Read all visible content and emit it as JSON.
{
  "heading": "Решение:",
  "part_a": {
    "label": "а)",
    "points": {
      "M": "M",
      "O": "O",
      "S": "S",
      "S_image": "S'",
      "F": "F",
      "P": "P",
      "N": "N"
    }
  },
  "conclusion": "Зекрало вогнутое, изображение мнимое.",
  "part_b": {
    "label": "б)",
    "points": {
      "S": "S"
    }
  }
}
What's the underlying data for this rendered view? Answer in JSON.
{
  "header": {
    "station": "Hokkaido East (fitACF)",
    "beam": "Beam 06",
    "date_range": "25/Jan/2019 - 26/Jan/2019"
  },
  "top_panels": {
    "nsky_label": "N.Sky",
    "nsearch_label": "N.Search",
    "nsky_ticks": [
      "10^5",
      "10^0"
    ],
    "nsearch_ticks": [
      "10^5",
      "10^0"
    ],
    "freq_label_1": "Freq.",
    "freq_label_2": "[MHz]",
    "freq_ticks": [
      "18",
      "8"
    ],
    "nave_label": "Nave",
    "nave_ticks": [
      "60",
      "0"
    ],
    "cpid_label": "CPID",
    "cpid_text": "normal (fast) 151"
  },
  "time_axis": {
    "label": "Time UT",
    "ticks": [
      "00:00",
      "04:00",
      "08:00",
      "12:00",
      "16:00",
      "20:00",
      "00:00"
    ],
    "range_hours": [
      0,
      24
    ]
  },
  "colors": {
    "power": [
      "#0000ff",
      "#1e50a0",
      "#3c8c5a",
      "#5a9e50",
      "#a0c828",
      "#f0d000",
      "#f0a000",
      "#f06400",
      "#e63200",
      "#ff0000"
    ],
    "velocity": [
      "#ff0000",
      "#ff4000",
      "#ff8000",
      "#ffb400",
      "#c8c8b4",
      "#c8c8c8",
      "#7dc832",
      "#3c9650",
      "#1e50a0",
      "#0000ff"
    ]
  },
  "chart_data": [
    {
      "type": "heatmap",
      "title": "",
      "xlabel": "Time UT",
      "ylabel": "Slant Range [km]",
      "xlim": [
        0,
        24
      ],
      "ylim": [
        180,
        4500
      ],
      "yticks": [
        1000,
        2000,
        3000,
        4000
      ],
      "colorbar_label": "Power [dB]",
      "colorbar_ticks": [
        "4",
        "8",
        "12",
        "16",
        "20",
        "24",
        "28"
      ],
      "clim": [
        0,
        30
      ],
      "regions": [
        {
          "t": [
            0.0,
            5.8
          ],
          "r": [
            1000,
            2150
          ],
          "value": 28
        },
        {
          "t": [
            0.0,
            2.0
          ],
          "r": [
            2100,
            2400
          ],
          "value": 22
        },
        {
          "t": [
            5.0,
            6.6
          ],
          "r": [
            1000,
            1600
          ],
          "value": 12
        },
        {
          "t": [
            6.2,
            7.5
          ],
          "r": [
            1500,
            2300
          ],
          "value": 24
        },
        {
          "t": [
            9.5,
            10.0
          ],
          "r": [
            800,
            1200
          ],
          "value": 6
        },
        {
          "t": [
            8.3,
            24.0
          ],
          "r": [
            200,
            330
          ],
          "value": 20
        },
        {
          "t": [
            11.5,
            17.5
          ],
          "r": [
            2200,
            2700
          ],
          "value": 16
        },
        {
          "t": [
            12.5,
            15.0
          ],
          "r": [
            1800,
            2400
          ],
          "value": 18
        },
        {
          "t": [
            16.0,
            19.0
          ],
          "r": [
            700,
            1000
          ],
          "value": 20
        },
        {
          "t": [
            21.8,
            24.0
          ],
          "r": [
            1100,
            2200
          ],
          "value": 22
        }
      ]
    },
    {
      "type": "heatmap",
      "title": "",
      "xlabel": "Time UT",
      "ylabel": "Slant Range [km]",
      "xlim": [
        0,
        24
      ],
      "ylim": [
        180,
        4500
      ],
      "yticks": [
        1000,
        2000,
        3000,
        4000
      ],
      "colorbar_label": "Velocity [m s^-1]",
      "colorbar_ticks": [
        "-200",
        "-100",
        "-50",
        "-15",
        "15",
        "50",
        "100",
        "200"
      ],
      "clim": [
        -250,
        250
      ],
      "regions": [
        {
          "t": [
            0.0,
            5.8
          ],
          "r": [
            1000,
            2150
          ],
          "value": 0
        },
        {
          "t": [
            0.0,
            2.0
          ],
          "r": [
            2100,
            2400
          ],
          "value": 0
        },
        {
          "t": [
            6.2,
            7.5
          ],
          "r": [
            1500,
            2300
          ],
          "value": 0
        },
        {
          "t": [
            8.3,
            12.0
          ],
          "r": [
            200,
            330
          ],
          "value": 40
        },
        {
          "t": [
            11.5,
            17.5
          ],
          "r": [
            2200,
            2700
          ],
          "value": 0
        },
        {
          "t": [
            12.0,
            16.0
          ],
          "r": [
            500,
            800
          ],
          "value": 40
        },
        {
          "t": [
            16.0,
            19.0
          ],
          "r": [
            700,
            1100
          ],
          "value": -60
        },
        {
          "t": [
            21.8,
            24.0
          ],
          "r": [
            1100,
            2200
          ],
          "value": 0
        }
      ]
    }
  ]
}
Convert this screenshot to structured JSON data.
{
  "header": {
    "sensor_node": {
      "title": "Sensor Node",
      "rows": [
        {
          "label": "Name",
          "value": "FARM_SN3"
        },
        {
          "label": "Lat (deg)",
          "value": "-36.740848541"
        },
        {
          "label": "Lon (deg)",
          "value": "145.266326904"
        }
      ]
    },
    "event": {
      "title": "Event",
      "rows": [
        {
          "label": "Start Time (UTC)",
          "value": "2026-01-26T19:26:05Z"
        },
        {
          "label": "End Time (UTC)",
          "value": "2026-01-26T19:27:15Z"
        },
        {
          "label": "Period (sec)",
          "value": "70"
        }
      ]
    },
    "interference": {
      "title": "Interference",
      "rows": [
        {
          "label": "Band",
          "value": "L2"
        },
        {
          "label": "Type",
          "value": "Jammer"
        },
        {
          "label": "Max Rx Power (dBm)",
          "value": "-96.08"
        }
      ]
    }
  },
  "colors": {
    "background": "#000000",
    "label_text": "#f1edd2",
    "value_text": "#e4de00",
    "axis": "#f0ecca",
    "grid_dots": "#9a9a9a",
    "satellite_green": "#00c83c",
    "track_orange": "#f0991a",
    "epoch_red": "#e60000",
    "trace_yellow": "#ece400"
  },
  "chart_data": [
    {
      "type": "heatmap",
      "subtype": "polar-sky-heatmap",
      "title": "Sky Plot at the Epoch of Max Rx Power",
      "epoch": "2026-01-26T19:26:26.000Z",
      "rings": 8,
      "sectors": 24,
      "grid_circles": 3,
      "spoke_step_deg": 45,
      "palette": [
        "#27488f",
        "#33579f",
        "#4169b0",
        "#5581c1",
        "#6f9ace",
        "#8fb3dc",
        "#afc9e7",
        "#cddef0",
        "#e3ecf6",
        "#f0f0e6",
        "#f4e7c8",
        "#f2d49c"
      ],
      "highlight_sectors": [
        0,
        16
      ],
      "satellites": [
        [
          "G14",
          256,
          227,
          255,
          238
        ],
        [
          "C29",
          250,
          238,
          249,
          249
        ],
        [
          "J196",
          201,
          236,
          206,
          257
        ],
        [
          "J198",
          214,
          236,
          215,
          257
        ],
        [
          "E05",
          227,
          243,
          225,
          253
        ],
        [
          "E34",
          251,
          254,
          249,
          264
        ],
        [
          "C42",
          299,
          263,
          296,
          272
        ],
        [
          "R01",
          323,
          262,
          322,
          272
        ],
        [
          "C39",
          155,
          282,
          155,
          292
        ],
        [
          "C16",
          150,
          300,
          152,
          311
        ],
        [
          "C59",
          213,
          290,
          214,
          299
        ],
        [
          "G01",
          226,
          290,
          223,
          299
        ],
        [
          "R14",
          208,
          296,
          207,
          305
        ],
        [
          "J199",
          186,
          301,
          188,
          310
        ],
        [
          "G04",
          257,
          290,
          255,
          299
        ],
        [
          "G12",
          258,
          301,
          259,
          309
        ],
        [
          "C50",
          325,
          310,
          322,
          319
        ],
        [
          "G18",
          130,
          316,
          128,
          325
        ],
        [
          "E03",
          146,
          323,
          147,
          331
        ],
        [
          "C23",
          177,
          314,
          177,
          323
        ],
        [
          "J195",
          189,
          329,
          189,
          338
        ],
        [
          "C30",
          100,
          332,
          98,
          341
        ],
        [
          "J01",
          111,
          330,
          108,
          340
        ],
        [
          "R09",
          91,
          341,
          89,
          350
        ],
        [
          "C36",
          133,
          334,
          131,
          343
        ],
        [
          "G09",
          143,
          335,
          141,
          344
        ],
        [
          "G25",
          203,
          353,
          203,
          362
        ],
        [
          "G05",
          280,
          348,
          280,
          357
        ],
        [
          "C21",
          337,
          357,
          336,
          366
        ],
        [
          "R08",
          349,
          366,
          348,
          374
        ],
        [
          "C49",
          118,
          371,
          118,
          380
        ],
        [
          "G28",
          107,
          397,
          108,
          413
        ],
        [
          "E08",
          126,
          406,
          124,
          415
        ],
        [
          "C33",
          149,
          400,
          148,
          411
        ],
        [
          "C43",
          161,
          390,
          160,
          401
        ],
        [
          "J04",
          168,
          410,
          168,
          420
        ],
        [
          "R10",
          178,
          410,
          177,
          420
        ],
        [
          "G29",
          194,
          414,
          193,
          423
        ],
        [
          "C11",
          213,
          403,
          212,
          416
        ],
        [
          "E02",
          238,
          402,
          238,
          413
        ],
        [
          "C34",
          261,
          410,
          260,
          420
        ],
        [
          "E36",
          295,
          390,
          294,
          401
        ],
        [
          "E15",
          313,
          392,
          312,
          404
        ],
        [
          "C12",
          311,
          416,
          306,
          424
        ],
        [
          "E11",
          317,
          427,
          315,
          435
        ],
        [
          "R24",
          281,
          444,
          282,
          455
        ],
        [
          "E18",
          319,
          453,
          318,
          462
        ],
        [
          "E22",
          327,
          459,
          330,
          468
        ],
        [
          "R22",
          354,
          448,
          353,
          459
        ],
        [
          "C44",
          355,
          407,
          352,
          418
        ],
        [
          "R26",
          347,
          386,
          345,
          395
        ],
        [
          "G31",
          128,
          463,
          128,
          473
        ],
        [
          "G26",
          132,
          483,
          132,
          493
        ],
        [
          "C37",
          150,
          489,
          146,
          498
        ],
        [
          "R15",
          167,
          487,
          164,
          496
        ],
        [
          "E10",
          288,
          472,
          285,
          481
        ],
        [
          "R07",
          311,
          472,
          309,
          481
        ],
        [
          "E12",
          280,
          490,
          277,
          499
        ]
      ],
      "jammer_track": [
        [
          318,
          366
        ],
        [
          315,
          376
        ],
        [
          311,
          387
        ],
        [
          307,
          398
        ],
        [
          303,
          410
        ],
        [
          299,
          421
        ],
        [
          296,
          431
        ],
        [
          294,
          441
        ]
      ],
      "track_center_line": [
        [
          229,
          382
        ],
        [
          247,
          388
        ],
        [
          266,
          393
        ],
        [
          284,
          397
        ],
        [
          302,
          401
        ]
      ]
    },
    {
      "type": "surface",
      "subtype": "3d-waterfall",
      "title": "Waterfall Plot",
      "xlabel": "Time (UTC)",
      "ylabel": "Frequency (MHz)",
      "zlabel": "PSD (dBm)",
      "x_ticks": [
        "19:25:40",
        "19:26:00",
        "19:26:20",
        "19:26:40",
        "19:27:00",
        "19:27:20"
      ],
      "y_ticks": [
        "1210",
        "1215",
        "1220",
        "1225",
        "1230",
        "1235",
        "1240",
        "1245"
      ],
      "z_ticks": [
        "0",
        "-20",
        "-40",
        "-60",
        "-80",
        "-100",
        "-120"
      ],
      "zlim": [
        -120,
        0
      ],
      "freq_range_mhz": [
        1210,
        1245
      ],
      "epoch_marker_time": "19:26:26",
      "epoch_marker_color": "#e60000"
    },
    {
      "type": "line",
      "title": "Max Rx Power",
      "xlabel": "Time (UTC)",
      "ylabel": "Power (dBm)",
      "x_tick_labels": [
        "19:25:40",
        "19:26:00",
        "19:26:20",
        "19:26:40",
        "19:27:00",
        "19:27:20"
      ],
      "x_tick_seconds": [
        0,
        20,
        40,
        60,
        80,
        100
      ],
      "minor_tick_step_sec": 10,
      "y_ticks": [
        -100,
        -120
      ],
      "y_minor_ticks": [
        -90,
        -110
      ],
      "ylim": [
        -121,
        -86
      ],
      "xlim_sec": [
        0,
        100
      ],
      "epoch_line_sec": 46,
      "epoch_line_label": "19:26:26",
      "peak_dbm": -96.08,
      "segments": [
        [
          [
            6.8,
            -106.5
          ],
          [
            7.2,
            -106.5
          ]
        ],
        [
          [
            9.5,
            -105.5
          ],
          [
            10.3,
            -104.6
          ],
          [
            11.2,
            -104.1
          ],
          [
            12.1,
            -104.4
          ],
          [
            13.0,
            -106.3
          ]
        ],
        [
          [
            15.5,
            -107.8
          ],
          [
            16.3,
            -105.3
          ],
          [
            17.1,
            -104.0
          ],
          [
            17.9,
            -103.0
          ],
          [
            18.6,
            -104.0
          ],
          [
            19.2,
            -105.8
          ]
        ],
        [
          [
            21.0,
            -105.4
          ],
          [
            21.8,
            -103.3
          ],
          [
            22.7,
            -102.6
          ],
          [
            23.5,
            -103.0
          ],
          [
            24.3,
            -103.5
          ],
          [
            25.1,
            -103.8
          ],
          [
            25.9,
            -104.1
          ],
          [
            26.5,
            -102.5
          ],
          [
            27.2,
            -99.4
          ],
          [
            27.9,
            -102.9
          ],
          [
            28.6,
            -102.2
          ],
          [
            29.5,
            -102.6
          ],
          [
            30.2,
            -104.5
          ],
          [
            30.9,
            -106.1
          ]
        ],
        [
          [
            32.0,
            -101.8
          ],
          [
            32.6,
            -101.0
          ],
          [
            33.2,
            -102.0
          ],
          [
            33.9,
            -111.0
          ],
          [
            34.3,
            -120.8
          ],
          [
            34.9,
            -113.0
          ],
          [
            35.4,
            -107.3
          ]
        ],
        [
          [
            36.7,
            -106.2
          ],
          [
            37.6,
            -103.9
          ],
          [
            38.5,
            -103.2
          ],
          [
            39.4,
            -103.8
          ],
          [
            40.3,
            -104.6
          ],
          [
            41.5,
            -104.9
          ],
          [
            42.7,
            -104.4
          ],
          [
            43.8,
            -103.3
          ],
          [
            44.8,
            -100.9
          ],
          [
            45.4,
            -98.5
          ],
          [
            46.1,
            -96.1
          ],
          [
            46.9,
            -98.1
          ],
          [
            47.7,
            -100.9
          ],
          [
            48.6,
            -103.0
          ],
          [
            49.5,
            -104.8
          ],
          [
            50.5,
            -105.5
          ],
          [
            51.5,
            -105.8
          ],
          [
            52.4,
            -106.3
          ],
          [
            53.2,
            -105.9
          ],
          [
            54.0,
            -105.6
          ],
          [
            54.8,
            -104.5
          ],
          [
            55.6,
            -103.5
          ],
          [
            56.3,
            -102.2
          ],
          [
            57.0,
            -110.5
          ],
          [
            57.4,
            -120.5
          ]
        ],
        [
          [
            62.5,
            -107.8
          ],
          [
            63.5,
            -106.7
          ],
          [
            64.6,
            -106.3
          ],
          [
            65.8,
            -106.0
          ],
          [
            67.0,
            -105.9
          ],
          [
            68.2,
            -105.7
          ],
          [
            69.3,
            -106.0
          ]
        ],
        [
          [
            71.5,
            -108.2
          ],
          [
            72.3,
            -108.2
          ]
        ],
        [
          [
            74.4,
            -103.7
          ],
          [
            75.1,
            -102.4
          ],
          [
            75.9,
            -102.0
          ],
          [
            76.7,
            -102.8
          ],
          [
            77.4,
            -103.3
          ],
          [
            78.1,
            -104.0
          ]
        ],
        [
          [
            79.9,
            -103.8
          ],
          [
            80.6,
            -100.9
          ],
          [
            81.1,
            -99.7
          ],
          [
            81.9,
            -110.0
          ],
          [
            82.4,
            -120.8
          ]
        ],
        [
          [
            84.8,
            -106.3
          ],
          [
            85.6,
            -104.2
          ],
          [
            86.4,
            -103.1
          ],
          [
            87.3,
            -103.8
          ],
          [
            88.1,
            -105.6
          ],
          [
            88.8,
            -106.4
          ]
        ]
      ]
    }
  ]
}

**EXERCISE GOAL**
Report every line in the data above in which the word "subtype" appears.

**TASK OUTPUT**
      "subtype": "polar-sky-heatmap",
      "subtype": "3d-waterfall",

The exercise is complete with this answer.